> YOUR TASK
Will you transcribe all the entries word for word, skipping the pictures they hold?

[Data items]

——————————

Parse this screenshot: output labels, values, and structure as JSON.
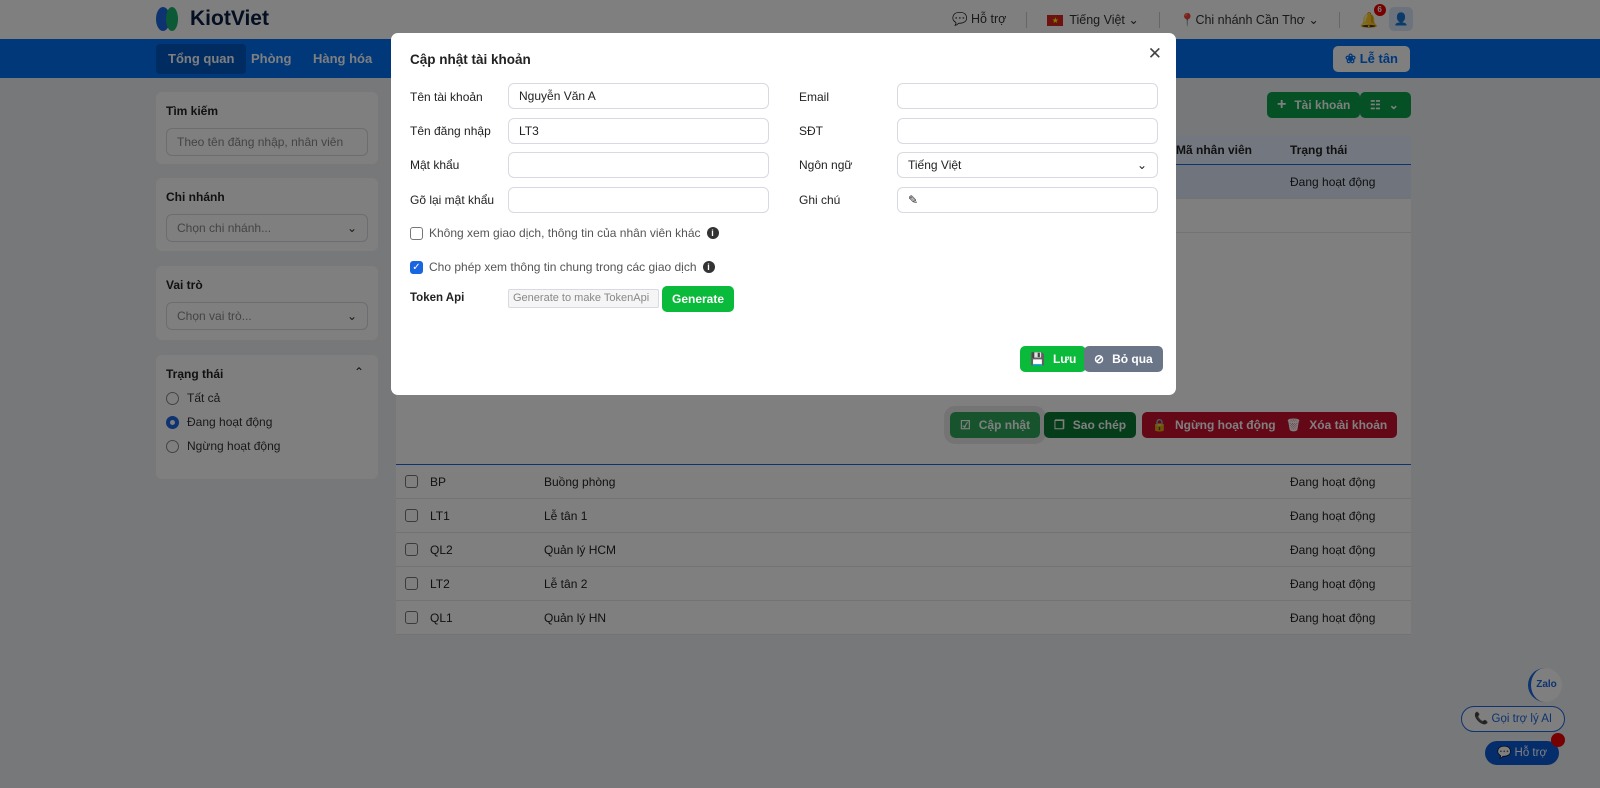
{
  "brand": {
    "name": "KiotViet"
  },
  "topbar": {
    "support": "Hỗ trợ",
    "language": "Tiếng Việt",
    "branch": "Chi nhánh Cần Thơ",
    "notifications": "6"
  },
  "nav": {
    "tabs": [
      "Tổng quan",
      "Phòng",
      "Hàng hóa"
    ],
    "reception": "Lễ tân"
  },
  "sidebar": {
    "search": {
      "title": "Tìm kiếm",
      "placeholder": "Theo tên đăng nhập, nhân viên"
    },
    "branch": {
      "title": "Chi nhánh",
      "placeholder": "Chọn chi nhánh..."
    },
    "role": {
      "title": "Vai trò",
      "placeholder": "Chọn vai trò..."
    },
    "status": {
      "title": "Trạng thái",
      "options": [
        "Tất cả",
        "Đang hoạt động",
        "Ngừng hoạt động"
      ],
      "selected": 1
    }
  },
  "toolbar": {
    "add_account": "Tài khoản"
  },
  "table": {
    "headers": {
      "employee_code": "Mã nhân viên",
      "status": "Trạng thái"
    },
    "selected_status": "Đang hoạt động",
    "actions": {
      "update": "Cập nhật",
      "copy": "Sao chép",
      "deactivate": "Ngừng hoạt động",
      "delete": "Xóa tài khoản"
    },
    "rows": [
      {
        "login": "BP",
        "name": "Buồng phòng",
        "status": "Đang hoạt động"
      },
      {
        "login": "LT1",
        "name": "Lễ tân 1",
        "status": "Đang hoạt động"
      },
      {
        "login": "QL2",
        "name": "Quản lý HCM",
        "status": "Đang hoạt động"
      },
      {
        "login": "LT2",
        "name": "Lễ tân 2",
        "status": "Đang hoạt động"
      },
      {
        "login": "QL1",
        "name": "Quản lý HN",
        "status": "Đang hoạt động"
      }
    ]
  },
  "modal": {
    "title": "Cập nhật tài khoản",
    "fields": {
      "account_name": {
        "label": "Tên tài khoản",
        "value": "Nguyễn Văn A"
      },
      "login_name": {
        "label": "Tên đăng nhập",
        "value": "LT3"
      },
      "password": {
        "label": "Mật khẩu",
        "value": ""
      },
      "password_confirm": {
        "label": "Gõ lại mật khẩu",
        "value": ""
      },
      "email": {
        "label": "Email",
        "value": ""
      },
      "phone": {
        "label": "SĐT",
        "value": ""
      },
      "language": {
        "label": "Ngôn ngữ",
        "value": "Tiếng Việt"
      },
      "note": {
        "label": "Ghi chú",
        "value": ""
      }
    },
    "checkbox_hide_others": {
      "label": "Không xem giao dịch, thông tin của nhân viên khác",
      "checked": false
    },
    "checkbox_allow_common": {
      "label": "Cho phép xem thông tin chung trong các giao dịch",
      "checked": true
    },
    "token": {
      "label": "Token Api",
      "placeholder": "Generate to make TokenApi",
      "button": "Generate"
    },
    "save": "Lưu",
    "cancel": "Bỏ qua"
  },
  "widgets": {
    "zalo": "Zalo",
    "ai_call": "Gọi trợ lý AI",
    "support": "Hỗ trợ"
  }
}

——————————

> ANSWER FOR THE TASK
Parse this screenshot: output labels, values, and structure as JSON.
{
  "brand": {
    "name": "KiotViet"
  },
  "topbar": {
    "support": "Hỗ trợ",
    "language": "Tiếng Việt",
    "branch": "Chi nhánh Cần Thơ",
    "notifications": "6"
  },
  "nav": {
    "tabs": [
      "Tổng quan",
      "Phòng",
      "Hàng hóa"
    ],
    "reception": "Lễ tân"
  },
  "sidebar": {
    "search": {
      "title": "Tìm kiếm",
      "placeholder": "Theo tên đăng nhập, nhân viên"
    },
    "branch": {
      "title": "Chi nhánh",
      "placeholder": "Chọn chi nhánh..."
    },
    "role": {
      "title": "Vai trò",
      "placeholder": "Chọn vai trò..."
    },
    "status": {
      "title": "Trạng thái",
      "options": [
        "Tất cả",
        "Đang hoạt động",
        "Ngừng hoạt động"
      ],
      "selected": 1
    }
  },
  "toolbar": {
    "add_account": "Tài khoản"
  },
  "table": {
    "headers": {
      "employee_code": "Mã nhân viên",
      "status": "Trạng thái"
    },
    "selected_status": "Đang hoạt động",
    "actions": {
      "update": "Cập nhật",
      "copy": "Sao chép",
      "deactivate": "Ngừng hoạt động",
      "delete": "Xóa tài khoản"
    },
    "rows": [
      {
        "login": "BP",
        "name": "Buồng phòng",
        "status": "Đang hoạt động"
      },
      {
        "login": "LT1",
        "name": "Lễ tân 1",
        "status": "Đang hoạt động"
      },
      {
        "login": "QL2",
        "name": "Quản lý HCM",
        "status": "Đang hoạt động"
      },
      {
        "login": "LT2",
        "name": "Lễ tân 2",
        "status": "Đang hoạt động"
      },
      {
        "login": "QL1",
        "name": "Quản lý HN",
        "status": "Đang hoạt động"
      }
    ]
  },
  "modal": {
    "title": "Cập nhật tài khoản",
    "fields": {
      "account_name": {
        "label": "Tên tài khoản",
        "value": "Nguyễn Văn A"
      },
      "login_name": {
        "label": "Tên đăng nhập",
        "value": "LT3"
      },
      "password": {
        "label": "Mật khẩu",
        "value": ""
      },
      "password_confirm": {
        "label": "Gõ lại mật khẩu",
        "value": ""
      },
      "email": {
        "label": "Email",
        "value": ""
      },
      "phone": {
        "label": "SĐT",
        "value": ""
      },
      "language": {
        "label": "Ngôn ngữ",
        "value": "Tiếng Việt"
      },
      "note": {
        "label": "Ghi chú",
        "value": ""
      }
    },
    "checkbox_hide_others": {
      "label": "Không xem giao dịch, thông tin của nhân viên khác",
      "checked": false
    },
    "checkbox_allow_common": {
      "label": "Cho phép xem thông tin chung trong các giao dịch",
      "checked": true
    },
    "token": {
      "label": "Token Api",
      "placeholder": "Generate to make TokenApi",
      "button": "Generate"
    },
    "save": "Lưu",
    "cancel": "Bỏ qua"
  },
  "widgets": {
    "zalo": "Zalo",
    "ai_call": "Gọi trợ lý AI",
    "support": "Hỗ trợ"
  }
}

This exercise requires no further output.